_Input rows_:
▼▼▼
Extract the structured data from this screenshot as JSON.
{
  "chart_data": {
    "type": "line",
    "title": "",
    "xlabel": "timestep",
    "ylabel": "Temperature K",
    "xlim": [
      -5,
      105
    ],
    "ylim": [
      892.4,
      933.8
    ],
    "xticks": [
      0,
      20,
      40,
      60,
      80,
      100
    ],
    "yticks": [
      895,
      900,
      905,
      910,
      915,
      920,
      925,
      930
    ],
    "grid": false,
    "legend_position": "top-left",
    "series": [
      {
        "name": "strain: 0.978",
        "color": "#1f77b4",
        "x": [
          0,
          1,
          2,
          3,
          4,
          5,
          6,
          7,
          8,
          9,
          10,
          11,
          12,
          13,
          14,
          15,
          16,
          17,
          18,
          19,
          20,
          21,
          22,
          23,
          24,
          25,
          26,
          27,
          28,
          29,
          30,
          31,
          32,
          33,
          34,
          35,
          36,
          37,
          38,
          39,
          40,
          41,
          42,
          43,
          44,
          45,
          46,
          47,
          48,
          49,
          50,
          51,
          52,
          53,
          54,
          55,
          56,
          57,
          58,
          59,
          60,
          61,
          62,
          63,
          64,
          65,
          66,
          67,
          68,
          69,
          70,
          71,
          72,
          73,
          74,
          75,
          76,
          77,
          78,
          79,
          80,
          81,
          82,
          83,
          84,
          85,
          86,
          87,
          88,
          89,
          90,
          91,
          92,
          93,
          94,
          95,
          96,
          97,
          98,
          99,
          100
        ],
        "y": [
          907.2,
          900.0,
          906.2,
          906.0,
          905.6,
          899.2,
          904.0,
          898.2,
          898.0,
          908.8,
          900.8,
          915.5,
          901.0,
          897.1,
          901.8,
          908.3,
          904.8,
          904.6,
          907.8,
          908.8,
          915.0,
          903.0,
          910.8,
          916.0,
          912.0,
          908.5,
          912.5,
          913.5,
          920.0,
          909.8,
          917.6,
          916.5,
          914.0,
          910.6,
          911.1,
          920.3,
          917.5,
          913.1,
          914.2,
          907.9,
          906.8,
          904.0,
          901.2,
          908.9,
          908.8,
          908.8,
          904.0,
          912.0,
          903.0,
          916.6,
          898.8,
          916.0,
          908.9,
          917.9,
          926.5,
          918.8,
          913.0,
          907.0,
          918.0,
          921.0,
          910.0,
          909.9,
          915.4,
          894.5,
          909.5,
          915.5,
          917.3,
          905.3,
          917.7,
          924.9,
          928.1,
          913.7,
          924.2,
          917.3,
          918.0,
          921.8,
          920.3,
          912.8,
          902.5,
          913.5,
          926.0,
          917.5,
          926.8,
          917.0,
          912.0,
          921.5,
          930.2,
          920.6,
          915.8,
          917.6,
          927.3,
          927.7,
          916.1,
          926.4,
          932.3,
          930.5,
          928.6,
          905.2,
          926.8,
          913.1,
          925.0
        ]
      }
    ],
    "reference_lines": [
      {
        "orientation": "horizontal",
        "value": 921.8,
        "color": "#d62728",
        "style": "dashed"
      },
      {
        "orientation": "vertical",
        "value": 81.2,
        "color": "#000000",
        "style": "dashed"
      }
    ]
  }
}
▲▲▲
_The problem_:
Report all lines of the data that include the word "color".

_Exercise answer_:
        "color": "#1f77b4",
        "color": "#d62728",
        "color": "#000000",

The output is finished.